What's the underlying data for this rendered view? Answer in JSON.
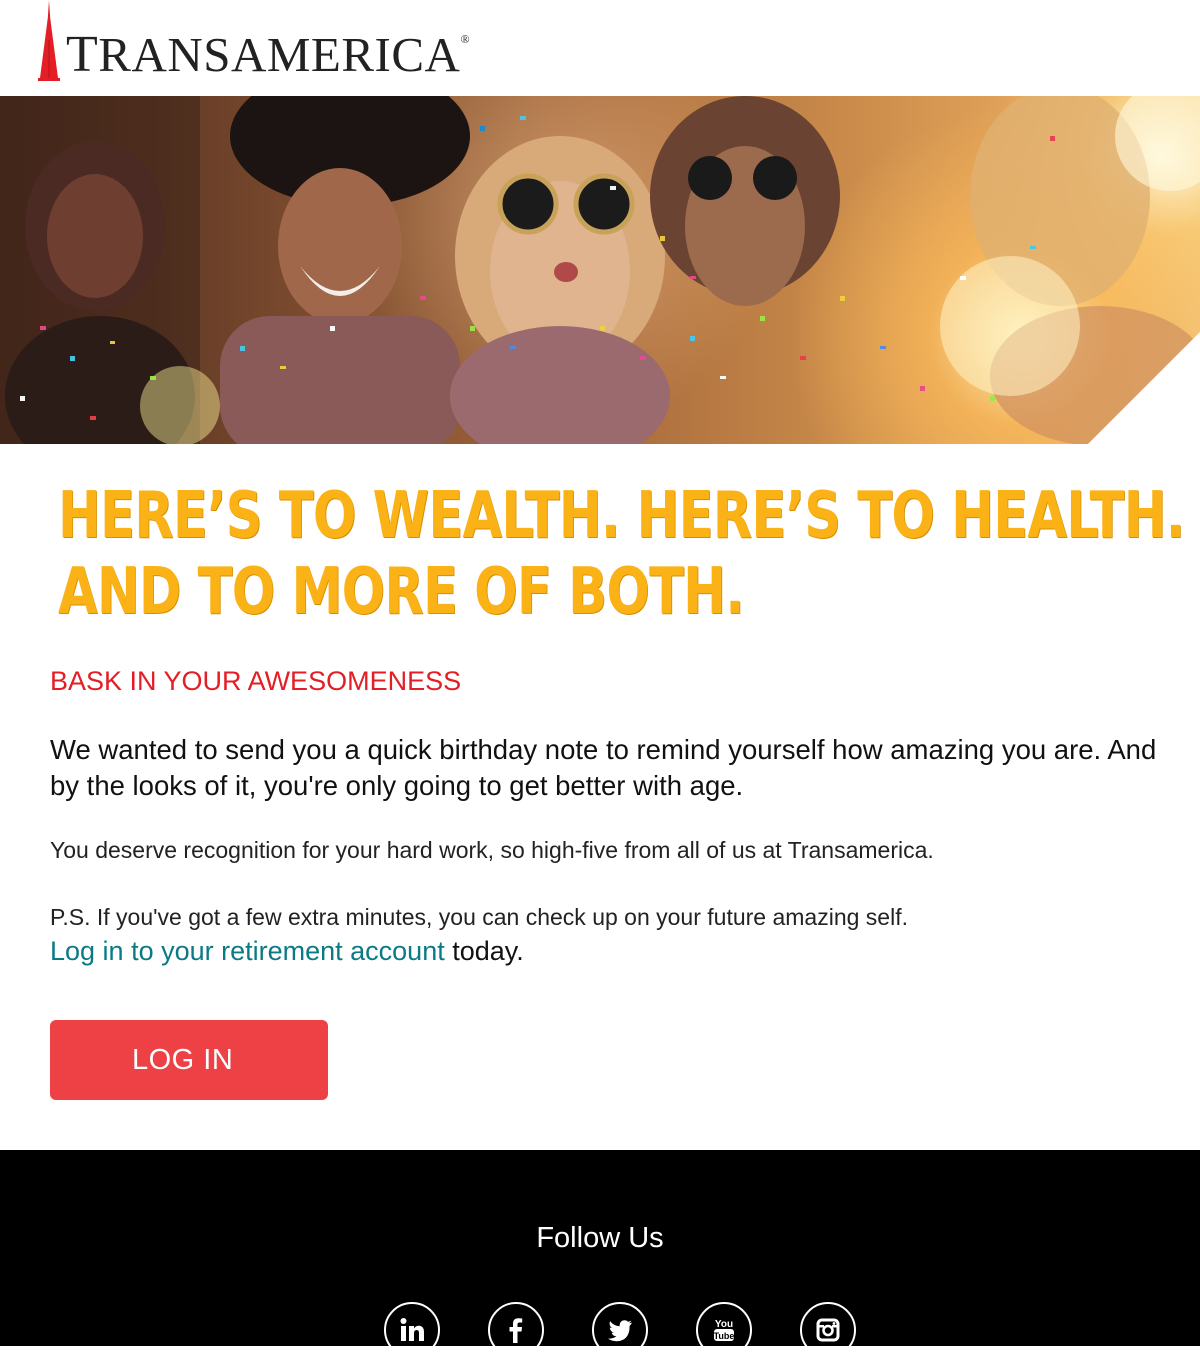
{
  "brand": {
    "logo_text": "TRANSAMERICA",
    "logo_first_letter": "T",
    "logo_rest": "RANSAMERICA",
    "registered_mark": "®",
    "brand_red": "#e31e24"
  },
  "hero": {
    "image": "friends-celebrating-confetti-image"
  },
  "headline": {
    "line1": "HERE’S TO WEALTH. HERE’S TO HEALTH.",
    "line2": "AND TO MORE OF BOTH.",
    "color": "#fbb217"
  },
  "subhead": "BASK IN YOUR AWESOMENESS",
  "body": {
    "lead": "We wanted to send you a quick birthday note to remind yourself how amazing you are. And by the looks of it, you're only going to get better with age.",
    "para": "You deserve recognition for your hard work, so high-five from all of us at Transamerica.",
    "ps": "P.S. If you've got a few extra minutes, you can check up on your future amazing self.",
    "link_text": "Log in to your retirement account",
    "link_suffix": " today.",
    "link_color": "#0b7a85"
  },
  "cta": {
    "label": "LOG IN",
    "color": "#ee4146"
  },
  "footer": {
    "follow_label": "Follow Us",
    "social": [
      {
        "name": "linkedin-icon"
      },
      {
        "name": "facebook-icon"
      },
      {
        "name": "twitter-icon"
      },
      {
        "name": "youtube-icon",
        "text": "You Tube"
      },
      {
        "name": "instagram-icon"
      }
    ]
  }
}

★ ★ ★ ★ ★ ★ ★

— WHAT TO DO —
Nothing but the pictures may be dropped; output the records above exactly.

— RESULT FOR THIS EXERCISE —
What's the underlying data for this rendered view? Answer in JSON.
{
  "brand": {
    "logo_text": "TRANSAMERICA",
    "logo_first_letter": "T",
    "logo_rest": "RANSAMERICA",
    "registered_mark": "®",
    "brand_red": "#e31e24"
  },
  "hero": {
    "image": "friends-celebrating-confetti-image"
  },
  "headline": {
    "line1": "HERE’S TO WEALTH. HERE’S TO HEALTH.",
    "line2": "AND TO MORE OF BOTH.",
    "color": "#fbb217"
  },
  "subhead": "BASK IN YOUR AWESOMENESS",
  "body": {
    "lead": "We wanted to send you a quick birthday note to remind yourself how amazing you are. And by the looks of it, you're only going to get better with age.",
    "para": "You deserve recognition for your hard work, so high-five from all of us at Transamerica.",
    "ps": "P.S. If you've got a few extra minutes, you can check up on your future amazing self.",
    "link_text": "Log in to your retirement account",
    "link_suffix": " today.",
    "link_color": "#0b7a85"
  },
  "cta": {
    "label": "LOG IN",
    "color": "#ee4146"
  },
  "footer": {
    "follow_label": "Follow Us",
    "social": [
      {
        "name": "linkedin-icon"
      },
      {
        "name": "facebook-icon"
      },
      {
        "name": "twitter-icon"
      },
      {
        "name": "youtube-icon",
        "text": "You Tube"
      },
      {
        "name": "instagram-icon"
      }
    ]
  }
}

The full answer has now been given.